_GIVEN REQUEST_: Lines holding the string "fresa" are the ones to copy; find them all in the data.
— Start EXERCISE MATERIAL —
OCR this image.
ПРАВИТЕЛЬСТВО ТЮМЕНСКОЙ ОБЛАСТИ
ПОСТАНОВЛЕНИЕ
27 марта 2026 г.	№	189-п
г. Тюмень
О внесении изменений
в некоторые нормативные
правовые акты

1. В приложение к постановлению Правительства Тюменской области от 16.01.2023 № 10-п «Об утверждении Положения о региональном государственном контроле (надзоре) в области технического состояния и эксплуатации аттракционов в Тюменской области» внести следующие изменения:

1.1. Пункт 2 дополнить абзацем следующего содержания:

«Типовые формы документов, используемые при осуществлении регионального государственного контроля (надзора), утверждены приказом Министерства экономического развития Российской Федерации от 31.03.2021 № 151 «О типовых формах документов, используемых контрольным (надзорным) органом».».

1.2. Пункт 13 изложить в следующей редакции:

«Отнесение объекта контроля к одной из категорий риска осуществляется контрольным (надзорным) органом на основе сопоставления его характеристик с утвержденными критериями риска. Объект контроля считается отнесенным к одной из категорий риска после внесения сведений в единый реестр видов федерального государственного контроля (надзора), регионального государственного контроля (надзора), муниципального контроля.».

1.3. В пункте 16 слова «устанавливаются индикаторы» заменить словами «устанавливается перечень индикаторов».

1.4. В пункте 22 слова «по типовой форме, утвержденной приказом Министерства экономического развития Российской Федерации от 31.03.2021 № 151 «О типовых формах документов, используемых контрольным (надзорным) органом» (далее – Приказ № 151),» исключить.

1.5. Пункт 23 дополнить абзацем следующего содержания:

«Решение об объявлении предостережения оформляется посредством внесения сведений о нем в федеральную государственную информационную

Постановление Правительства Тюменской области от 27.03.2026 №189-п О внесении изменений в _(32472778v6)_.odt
— End EXERCISE MATERIAL —
— Start EXERCISE MATERIAL —
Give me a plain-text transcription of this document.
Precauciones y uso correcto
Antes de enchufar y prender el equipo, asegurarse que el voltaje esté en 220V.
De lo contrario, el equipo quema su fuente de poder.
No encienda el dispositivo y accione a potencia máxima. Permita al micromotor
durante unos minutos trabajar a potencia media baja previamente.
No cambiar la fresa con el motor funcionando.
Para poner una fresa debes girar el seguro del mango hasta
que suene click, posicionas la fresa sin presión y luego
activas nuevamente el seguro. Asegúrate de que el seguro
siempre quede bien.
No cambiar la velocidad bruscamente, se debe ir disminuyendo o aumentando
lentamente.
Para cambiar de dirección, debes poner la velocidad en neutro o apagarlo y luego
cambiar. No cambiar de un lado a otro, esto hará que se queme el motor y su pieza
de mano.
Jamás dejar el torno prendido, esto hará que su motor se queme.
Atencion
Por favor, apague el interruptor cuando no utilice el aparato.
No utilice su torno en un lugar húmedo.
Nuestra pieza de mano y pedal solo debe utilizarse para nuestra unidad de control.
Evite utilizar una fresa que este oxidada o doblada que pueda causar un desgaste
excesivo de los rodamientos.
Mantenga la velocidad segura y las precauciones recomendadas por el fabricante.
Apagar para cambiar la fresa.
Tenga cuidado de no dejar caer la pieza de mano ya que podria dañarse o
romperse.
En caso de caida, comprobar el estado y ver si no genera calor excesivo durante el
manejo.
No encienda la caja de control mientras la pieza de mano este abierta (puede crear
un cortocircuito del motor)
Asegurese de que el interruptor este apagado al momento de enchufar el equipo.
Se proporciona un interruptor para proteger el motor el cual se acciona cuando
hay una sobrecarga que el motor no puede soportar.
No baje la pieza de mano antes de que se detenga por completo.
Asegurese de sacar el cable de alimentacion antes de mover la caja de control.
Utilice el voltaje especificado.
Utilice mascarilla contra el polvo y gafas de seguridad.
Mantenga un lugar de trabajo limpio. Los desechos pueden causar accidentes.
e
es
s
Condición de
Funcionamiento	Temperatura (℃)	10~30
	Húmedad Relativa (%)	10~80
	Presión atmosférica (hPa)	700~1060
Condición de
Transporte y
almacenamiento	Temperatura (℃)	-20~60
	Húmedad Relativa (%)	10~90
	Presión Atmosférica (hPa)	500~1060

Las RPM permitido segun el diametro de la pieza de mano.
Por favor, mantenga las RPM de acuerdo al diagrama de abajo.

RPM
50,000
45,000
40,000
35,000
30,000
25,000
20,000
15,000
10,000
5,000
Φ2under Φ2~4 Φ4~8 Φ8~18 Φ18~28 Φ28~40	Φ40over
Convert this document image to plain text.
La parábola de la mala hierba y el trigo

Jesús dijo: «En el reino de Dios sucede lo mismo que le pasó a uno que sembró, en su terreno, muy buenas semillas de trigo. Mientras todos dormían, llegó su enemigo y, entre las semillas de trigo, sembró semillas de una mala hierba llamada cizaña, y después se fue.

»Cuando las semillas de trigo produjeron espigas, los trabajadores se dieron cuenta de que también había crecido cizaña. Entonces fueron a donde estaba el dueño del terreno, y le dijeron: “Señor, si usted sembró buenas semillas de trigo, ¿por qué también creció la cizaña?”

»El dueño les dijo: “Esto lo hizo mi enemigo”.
— End EXERCISE MATERIAL —
— Start EXERCISE MATERIAL —
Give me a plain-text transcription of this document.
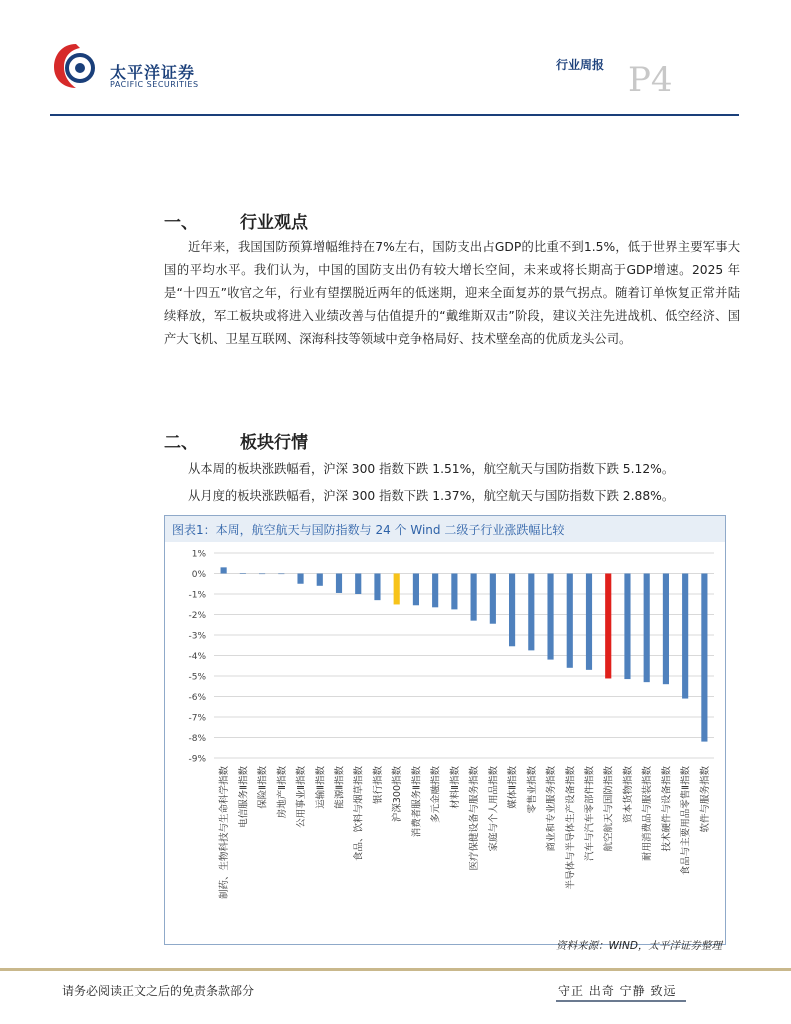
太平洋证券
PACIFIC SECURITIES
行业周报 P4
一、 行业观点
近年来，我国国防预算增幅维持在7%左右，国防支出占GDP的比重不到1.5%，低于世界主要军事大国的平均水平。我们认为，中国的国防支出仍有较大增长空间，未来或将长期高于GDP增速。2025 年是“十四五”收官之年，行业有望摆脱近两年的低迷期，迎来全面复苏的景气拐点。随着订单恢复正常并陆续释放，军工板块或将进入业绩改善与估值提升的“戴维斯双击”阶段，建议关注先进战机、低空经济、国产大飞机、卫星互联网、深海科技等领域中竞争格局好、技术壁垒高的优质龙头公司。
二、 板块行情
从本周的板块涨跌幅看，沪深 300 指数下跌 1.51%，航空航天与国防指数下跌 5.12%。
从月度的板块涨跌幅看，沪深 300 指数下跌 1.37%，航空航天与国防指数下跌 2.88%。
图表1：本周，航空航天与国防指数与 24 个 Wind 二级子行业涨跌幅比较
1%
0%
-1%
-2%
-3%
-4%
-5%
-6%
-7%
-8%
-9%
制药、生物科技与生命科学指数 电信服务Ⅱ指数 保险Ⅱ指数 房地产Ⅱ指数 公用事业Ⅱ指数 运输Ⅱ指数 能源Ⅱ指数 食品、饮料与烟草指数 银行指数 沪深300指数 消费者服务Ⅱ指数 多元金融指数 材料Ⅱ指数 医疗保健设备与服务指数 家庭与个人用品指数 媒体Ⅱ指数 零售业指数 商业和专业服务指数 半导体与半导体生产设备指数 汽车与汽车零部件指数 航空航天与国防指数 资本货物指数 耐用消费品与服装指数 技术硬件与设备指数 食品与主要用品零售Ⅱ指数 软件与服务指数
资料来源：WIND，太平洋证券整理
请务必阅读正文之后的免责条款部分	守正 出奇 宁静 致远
— End EXERCISE MATERIAL —
_CORRECT OUTPUT_:
No cambiar la fresa con el motor funcionando.
Para poner una fresa debes girar el seguro del mango hasta
que suene click, posicionas la fresa sin presión y luego
Evite utilizar una fresa que este oxidada o doblada que pueda causar un desgaste
Apagar para cambiar la fresa.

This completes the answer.